─── Given records ───
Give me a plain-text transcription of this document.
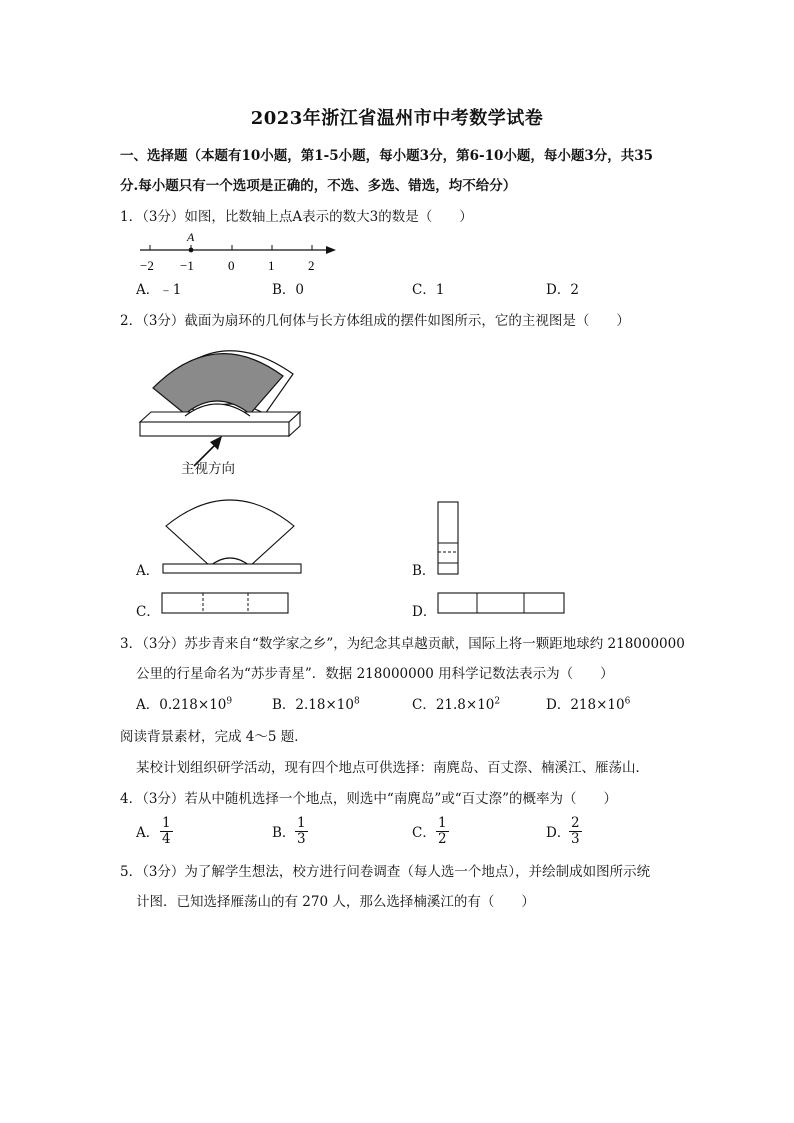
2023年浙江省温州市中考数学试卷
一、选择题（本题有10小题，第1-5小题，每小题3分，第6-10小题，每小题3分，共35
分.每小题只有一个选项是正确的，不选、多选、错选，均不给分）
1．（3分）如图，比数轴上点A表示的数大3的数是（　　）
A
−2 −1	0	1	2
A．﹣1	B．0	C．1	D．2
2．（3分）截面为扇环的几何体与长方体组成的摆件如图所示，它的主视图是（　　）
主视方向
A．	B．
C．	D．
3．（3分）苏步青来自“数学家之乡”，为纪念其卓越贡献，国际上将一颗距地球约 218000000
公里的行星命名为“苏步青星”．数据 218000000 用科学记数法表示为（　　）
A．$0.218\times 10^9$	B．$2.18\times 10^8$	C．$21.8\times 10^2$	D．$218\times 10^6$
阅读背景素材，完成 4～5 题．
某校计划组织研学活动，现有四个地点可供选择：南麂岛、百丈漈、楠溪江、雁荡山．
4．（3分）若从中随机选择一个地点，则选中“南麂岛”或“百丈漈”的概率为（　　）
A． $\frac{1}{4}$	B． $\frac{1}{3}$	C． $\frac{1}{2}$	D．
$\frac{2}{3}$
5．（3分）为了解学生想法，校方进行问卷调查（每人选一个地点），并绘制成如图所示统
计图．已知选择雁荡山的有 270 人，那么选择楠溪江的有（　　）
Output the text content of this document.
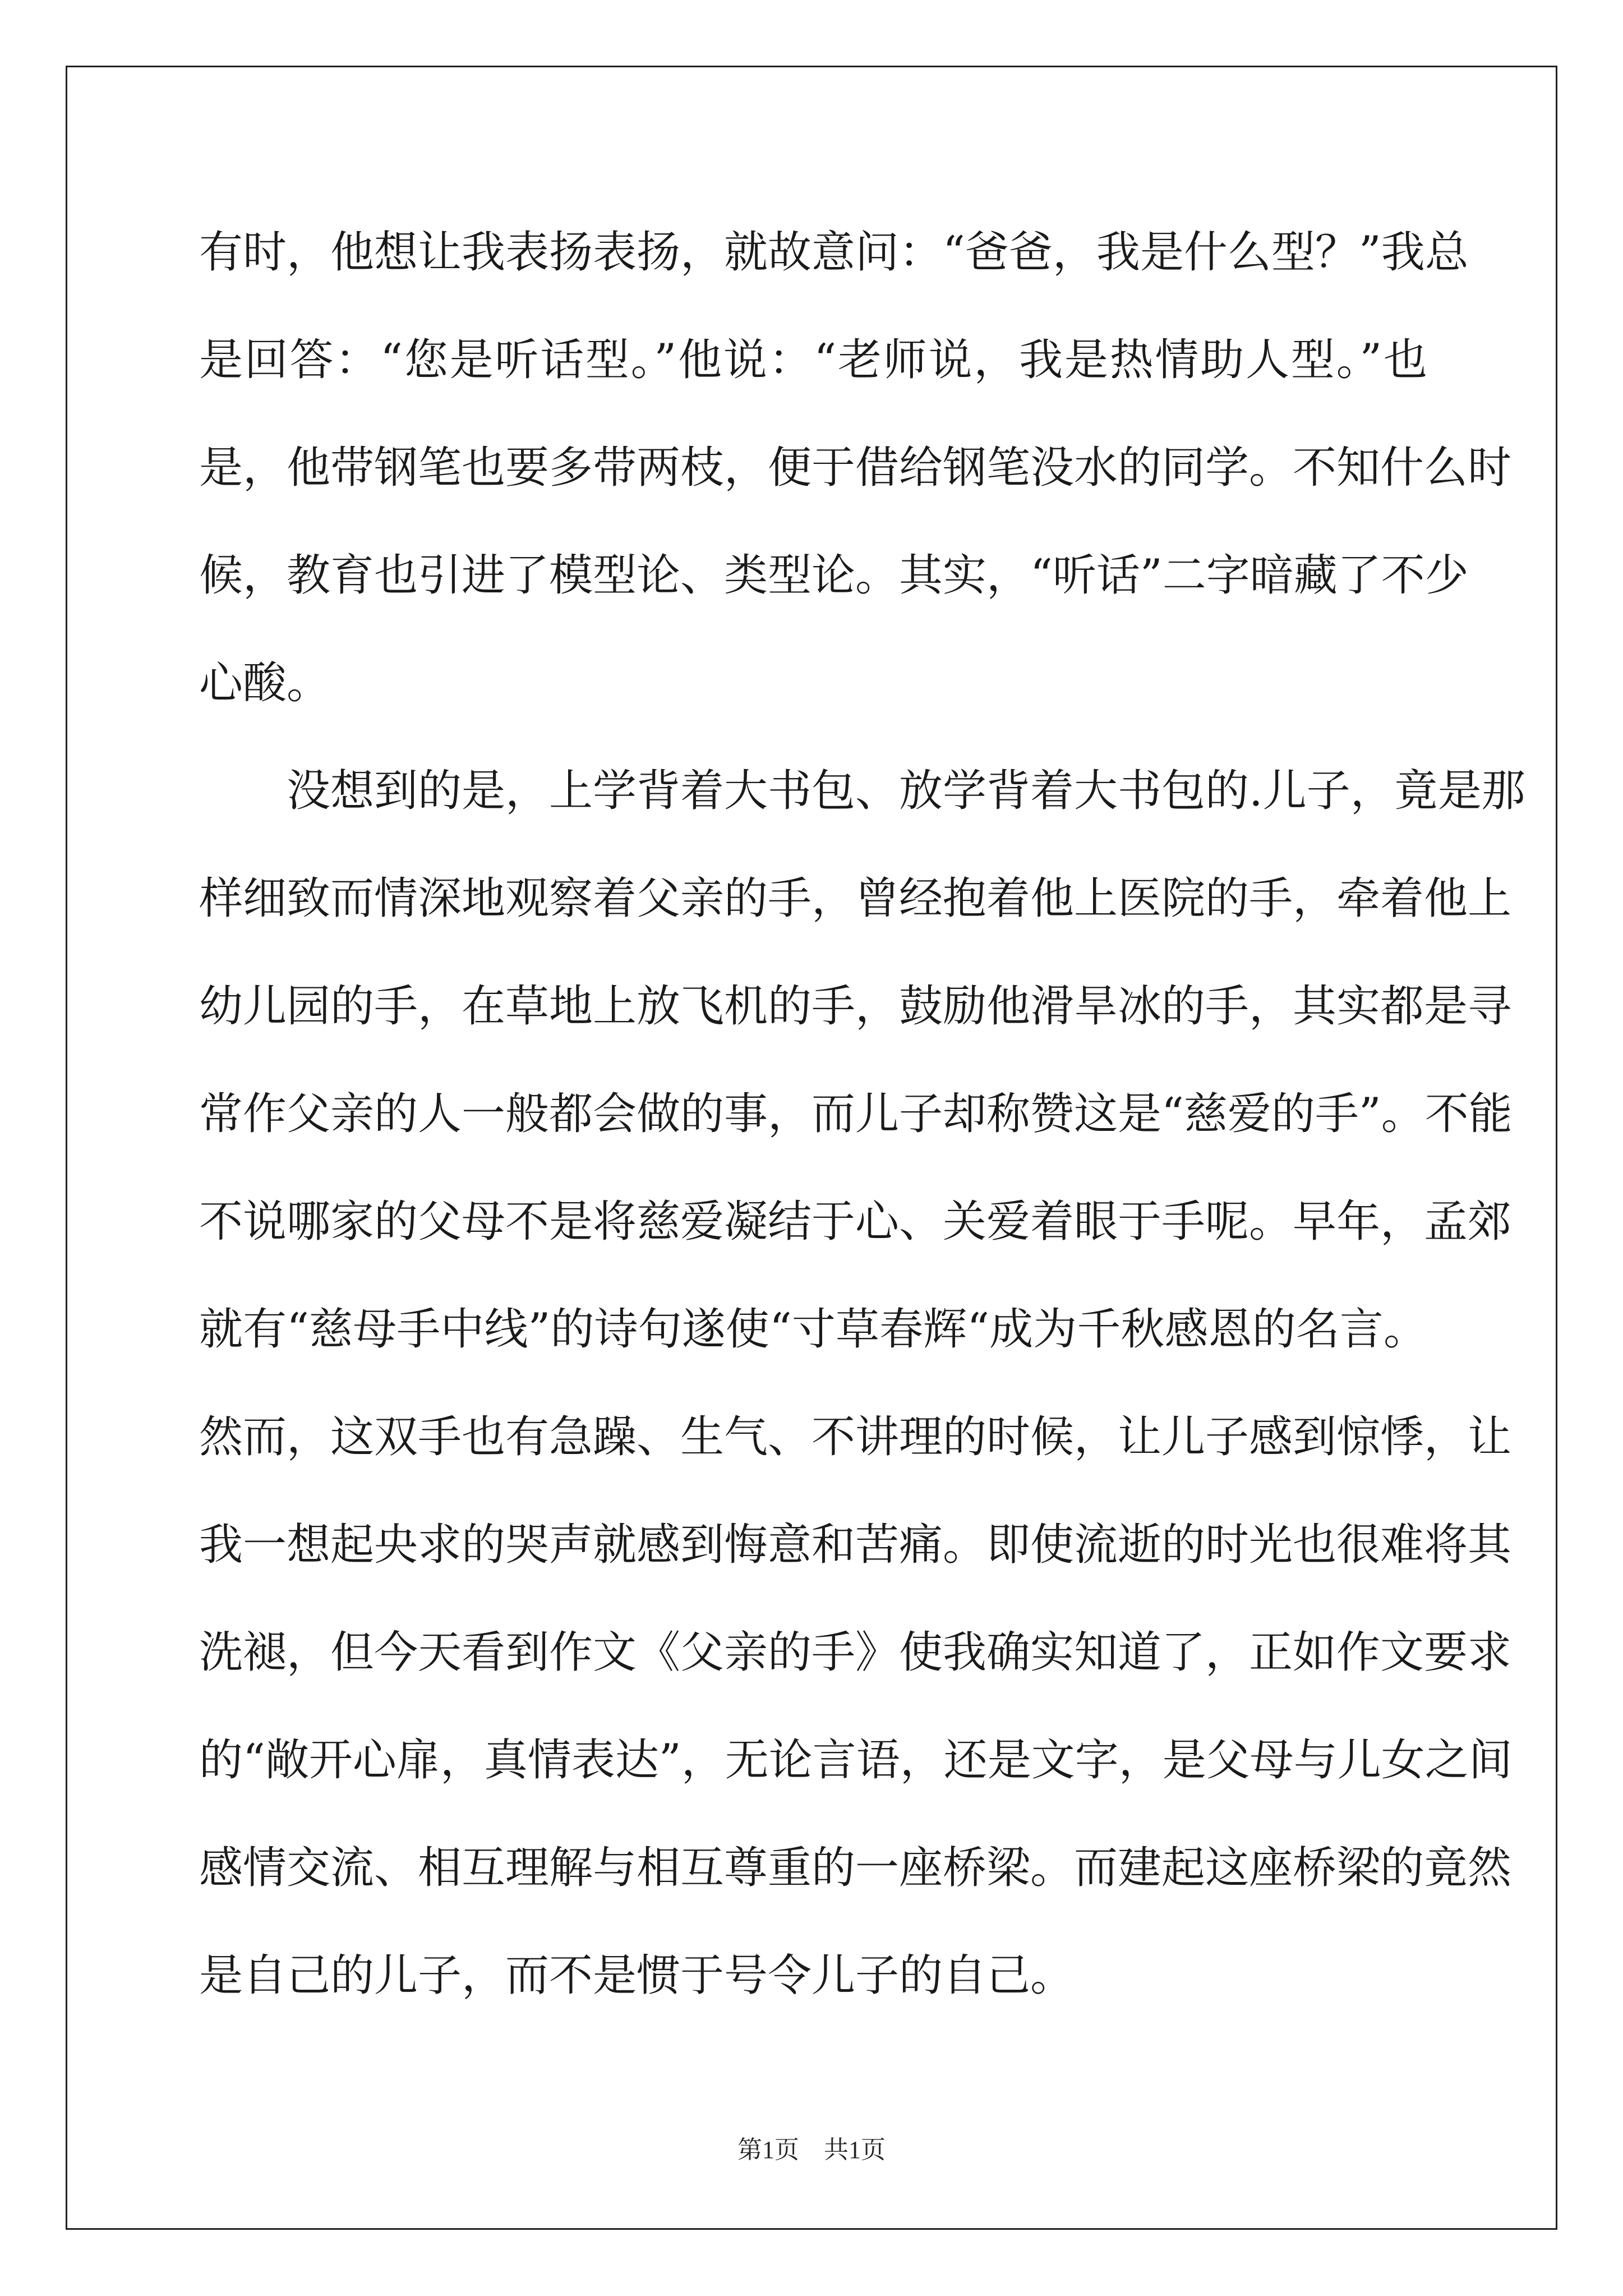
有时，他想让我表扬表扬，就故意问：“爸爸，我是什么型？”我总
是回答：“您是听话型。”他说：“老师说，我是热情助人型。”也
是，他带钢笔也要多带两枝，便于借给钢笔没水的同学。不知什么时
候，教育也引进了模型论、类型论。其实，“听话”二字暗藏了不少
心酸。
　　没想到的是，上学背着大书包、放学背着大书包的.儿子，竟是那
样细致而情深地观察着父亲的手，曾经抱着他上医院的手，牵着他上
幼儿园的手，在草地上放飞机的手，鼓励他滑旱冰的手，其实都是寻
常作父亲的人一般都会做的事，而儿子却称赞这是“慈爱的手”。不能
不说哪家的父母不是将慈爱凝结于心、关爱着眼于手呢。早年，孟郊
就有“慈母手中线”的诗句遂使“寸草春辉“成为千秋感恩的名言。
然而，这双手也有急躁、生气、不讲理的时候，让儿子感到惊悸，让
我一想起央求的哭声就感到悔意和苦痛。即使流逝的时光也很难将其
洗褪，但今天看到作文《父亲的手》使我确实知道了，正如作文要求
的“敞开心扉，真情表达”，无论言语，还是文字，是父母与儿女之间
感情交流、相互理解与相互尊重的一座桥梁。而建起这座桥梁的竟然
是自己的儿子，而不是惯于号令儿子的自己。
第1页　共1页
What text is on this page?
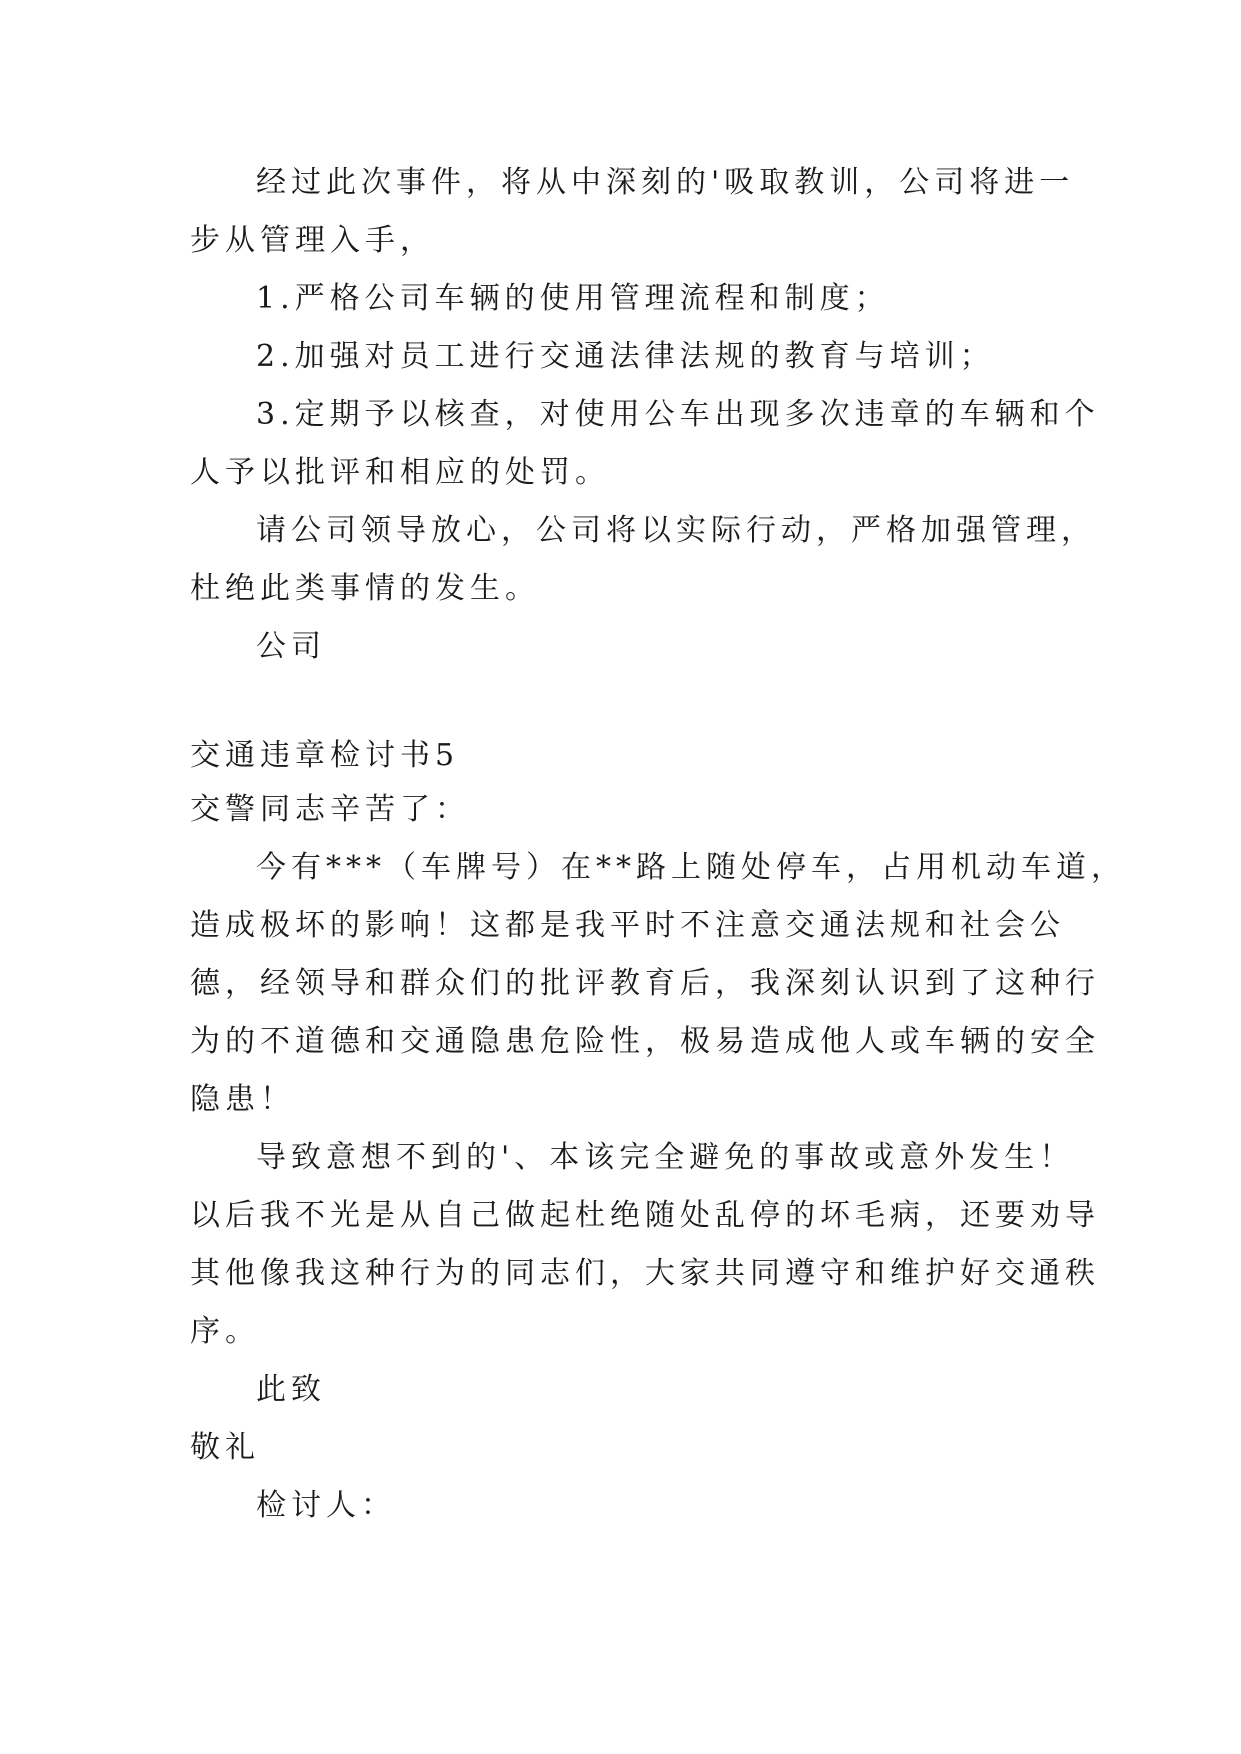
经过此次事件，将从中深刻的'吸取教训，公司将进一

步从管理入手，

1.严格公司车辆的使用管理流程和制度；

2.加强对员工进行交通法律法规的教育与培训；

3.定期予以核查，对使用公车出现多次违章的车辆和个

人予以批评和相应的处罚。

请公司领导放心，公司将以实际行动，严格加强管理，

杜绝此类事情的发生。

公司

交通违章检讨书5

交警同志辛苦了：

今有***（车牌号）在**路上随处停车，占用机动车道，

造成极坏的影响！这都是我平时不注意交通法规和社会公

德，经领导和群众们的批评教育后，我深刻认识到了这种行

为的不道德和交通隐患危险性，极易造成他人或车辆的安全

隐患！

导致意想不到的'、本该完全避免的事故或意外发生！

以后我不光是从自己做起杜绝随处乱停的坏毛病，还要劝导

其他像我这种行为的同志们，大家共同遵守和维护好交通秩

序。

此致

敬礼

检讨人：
───
▸ **Set problem**: Working from the entries above, return all lines that contain "text".

▸ **Response to this task**:
Give me a plain-text transcription of this document.
Output the text content of this document.
What text is on this page?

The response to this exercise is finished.